** START Recorded data **

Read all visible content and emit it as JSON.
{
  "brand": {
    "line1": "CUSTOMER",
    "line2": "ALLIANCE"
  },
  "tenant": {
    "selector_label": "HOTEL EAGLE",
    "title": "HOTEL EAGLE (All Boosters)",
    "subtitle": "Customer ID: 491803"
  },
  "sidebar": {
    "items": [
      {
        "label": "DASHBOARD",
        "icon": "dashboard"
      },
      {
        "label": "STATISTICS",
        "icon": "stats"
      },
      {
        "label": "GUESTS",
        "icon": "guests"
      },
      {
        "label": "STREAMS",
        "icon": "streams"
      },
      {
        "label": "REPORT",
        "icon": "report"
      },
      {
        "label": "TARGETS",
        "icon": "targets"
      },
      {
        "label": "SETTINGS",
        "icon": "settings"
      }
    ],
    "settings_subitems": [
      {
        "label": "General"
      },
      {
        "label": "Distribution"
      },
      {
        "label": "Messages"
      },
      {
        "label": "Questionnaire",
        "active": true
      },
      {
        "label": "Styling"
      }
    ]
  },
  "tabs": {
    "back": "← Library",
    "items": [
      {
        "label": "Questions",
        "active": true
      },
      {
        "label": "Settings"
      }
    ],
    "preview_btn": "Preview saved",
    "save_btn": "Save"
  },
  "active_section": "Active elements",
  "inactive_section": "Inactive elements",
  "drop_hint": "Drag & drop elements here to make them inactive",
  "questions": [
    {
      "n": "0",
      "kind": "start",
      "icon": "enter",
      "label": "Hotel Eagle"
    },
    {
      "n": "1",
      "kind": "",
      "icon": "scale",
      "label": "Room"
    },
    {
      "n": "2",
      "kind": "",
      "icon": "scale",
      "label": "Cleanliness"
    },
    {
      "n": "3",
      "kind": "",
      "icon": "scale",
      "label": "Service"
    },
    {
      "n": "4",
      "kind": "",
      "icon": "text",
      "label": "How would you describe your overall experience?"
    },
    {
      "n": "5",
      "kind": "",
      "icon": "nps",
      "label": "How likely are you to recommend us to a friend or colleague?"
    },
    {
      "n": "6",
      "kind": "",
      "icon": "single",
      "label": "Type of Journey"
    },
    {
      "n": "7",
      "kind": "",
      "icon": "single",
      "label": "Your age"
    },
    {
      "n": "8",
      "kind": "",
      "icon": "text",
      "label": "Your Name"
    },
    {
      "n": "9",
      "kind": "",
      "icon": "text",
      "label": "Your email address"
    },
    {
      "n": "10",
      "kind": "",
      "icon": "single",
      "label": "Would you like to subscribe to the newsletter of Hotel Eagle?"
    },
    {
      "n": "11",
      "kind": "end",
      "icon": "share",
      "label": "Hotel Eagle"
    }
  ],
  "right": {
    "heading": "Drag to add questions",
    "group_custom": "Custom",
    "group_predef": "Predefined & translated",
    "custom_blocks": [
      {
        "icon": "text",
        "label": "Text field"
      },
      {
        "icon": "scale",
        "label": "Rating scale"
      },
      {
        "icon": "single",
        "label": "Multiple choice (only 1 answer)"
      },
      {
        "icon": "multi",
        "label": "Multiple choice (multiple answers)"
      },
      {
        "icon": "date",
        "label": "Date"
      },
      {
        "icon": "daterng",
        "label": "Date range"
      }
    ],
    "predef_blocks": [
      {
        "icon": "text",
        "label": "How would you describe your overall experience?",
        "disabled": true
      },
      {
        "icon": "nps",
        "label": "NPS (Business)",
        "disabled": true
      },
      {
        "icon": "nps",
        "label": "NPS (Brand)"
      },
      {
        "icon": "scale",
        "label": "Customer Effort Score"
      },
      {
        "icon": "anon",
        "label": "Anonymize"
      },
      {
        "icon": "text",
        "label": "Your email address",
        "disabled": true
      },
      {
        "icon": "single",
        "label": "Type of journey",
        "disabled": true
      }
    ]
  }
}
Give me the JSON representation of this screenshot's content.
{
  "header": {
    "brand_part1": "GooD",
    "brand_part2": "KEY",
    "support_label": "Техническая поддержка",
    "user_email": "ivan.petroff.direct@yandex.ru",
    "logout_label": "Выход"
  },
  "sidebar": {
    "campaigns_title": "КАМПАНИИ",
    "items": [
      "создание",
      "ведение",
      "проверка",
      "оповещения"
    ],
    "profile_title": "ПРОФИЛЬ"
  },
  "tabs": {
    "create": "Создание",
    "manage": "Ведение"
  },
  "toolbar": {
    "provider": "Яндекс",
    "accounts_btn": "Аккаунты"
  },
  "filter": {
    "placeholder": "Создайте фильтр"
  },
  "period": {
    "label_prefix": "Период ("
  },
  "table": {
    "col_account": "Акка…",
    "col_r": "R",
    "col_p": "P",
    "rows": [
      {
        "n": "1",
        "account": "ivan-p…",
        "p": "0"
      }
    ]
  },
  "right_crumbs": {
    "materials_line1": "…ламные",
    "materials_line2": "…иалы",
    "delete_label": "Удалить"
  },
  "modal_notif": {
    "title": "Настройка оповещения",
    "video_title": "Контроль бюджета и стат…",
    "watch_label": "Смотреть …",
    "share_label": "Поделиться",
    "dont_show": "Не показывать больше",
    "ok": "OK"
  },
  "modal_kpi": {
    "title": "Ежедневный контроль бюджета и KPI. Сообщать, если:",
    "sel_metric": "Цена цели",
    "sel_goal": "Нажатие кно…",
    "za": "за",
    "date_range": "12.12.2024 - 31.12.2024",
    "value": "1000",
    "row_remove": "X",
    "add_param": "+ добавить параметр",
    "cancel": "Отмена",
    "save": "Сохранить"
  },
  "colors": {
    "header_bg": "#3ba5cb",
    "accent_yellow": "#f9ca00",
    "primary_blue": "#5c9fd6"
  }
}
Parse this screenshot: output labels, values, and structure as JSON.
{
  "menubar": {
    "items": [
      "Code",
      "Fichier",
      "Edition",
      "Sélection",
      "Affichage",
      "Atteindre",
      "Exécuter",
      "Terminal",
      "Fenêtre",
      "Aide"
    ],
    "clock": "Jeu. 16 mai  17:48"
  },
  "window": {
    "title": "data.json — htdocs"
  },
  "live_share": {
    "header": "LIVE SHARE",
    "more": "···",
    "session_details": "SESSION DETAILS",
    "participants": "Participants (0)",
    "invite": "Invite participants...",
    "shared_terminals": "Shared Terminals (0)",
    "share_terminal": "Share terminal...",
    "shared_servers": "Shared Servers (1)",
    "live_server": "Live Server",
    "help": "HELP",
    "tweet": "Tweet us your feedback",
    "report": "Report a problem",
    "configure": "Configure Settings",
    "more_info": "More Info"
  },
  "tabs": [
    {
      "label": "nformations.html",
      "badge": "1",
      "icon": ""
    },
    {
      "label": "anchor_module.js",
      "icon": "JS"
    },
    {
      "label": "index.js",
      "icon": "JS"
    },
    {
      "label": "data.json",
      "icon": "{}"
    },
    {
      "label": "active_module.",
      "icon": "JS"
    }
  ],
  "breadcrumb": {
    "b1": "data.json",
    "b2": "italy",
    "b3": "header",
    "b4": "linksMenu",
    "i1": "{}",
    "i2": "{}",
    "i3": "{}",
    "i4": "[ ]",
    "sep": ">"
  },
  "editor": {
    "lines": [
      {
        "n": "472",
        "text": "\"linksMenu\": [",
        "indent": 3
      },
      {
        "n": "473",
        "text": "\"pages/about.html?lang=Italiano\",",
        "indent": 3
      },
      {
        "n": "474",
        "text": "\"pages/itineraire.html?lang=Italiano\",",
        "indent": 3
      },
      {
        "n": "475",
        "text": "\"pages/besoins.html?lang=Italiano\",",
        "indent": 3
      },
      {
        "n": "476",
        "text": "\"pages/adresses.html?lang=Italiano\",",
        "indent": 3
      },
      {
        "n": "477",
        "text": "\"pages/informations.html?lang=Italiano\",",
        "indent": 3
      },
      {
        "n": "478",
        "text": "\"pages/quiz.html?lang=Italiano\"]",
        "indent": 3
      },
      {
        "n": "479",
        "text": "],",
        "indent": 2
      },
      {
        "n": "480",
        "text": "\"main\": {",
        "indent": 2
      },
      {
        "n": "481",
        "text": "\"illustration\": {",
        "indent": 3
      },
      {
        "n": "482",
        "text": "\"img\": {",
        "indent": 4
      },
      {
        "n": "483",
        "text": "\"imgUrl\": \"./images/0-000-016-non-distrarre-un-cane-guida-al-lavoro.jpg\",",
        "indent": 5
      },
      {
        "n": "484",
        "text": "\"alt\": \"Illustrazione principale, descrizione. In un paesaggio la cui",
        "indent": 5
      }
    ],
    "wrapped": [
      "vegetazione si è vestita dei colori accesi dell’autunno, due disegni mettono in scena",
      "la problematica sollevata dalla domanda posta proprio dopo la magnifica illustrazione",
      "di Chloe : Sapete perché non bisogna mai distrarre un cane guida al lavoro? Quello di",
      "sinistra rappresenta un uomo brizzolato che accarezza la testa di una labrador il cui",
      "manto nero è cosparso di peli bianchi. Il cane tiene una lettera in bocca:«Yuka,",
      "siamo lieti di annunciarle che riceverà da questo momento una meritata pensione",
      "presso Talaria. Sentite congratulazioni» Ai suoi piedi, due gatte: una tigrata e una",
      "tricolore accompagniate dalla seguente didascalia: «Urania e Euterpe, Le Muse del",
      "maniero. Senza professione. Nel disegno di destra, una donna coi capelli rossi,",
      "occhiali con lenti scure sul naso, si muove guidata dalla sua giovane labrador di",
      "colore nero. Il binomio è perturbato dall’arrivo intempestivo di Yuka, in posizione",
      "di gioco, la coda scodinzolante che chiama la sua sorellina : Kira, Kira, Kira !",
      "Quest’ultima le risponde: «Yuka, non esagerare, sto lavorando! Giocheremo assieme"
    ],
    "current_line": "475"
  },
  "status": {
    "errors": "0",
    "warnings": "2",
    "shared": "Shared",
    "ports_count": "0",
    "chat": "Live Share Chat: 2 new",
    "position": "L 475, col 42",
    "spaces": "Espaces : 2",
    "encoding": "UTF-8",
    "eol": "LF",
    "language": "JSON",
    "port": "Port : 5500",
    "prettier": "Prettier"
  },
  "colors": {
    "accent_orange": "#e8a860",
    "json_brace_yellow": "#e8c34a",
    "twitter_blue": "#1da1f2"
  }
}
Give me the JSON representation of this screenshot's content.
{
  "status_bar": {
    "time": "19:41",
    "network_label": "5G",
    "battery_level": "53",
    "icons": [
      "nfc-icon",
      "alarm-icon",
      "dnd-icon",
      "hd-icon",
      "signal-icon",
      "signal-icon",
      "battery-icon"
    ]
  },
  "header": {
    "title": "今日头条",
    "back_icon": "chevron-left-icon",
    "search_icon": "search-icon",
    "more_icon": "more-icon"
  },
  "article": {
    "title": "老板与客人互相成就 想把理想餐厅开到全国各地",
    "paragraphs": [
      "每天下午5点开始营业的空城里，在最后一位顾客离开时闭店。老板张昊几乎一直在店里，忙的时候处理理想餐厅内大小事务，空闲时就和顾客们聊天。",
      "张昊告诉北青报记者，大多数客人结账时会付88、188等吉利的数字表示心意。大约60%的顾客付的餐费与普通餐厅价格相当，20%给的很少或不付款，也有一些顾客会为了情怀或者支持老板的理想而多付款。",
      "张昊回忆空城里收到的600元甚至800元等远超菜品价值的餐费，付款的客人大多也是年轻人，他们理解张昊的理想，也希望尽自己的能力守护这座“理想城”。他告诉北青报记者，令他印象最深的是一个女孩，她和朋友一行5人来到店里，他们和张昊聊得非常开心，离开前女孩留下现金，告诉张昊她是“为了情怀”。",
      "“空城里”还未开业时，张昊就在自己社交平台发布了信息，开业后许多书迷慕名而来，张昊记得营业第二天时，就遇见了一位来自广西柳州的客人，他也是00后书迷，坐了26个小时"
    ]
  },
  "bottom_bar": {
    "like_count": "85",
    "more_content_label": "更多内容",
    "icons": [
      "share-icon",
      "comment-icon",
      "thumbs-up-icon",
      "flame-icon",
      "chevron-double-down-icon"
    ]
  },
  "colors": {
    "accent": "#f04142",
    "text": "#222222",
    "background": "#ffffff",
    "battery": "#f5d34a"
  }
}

** END Recorded data **

Problem details → Check each line of the entries above for the word "ivan". List the ones that have it.

Expected answer →
    "user_email": "ivan.petroff.direct@yandex.ru",
        "account": "ivan-p…",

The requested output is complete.